Recorded data
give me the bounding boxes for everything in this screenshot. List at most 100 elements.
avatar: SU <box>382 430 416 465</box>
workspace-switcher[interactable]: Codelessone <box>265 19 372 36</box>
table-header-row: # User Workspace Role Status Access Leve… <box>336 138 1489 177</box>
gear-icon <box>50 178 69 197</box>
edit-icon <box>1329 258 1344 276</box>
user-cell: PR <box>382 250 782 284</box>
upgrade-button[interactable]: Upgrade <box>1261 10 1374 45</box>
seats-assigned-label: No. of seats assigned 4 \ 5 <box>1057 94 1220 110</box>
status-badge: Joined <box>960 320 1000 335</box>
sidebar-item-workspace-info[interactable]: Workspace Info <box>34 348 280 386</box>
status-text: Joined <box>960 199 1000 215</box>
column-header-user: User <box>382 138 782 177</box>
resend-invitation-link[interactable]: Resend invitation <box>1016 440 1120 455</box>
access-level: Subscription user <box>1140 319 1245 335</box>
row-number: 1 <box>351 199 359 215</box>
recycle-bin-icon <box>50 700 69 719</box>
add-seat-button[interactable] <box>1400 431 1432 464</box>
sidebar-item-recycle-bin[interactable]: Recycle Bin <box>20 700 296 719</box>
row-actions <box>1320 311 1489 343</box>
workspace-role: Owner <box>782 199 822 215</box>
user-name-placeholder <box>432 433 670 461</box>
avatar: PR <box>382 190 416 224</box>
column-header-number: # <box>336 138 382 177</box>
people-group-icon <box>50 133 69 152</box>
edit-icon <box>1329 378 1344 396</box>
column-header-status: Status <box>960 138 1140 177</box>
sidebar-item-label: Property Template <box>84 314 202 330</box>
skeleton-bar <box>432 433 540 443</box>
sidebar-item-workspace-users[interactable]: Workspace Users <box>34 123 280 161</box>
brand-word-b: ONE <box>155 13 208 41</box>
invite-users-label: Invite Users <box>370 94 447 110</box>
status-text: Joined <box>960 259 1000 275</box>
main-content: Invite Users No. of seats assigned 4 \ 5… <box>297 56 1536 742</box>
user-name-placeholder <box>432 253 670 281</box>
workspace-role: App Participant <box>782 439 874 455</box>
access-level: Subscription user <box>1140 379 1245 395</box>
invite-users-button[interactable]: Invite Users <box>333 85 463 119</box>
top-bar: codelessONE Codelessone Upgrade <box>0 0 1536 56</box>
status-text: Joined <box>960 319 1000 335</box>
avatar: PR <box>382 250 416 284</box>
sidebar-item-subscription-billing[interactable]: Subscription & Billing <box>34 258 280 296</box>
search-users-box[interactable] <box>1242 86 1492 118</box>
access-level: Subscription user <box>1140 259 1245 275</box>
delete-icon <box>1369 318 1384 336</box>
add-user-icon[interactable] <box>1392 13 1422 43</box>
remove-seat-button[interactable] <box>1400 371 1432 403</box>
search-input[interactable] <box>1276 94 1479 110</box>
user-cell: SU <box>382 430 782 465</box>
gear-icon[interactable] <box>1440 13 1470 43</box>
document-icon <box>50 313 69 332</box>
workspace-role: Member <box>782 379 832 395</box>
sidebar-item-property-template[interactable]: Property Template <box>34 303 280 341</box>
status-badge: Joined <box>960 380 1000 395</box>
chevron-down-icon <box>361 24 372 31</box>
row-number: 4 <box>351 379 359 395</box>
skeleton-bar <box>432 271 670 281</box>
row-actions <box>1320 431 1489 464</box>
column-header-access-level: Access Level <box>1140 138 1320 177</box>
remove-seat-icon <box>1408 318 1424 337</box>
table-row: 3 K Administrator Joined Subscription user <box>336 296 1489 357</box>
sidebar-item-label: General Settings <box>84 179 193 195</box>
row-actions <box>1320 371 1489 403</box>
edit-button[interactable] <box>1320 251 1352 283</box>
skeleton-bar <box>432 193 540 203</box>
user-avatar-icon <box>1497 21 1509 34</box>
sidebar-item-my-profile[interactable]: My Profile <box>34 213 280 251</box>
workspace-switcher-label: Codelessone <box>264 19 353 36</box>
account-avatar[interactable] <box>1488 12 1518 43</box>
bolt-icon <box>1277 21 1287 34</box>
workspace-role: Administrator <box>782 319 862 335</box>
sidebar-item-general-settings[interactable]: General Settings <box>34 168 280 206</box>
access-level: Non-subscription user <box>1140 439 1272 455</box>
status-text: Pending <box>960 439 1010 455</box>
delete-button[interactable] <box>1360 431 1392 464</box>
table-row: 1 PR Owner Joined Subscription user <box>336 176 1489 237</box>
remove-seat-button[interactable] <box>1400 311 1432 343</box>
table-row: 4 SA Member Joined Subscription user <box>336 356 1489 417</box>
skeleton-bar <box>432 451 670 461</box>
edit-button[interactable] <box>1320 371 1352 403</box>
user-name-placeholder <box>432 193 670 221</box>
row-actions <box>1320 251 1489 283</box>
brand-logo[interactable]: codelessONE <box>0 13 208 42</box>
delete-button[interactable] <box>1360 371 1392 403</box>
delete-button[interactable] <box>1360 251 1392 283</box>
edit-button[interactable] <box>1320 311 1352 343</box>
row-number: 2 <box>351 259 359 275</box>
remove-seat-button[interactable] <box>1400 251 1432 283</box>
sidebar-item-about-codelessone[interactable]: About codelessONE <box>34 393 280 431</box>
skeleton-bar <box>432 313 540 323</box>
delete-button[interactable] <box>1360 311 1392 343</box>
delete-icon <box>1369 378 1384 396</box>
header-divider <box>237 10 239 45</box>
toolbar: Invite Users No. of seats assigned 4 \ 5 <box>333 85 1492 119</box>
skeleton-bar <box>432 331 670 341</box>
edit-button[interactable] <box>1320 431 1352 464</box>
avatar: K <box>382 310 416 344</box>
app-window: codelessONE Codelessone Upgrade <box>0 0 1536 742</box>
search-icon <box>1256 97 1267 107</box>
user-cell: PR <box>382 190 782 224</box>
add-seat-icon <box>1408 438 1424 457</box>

AIM
Filter the entries above and copy out every line that contains the string "recycle".

TASK ANSWER
recycle-bin-icon <box>50 700 69 719</box>
sidebar-item-recycle-bin[interactable]: Recycle Bin <box>20 700 296 719</box>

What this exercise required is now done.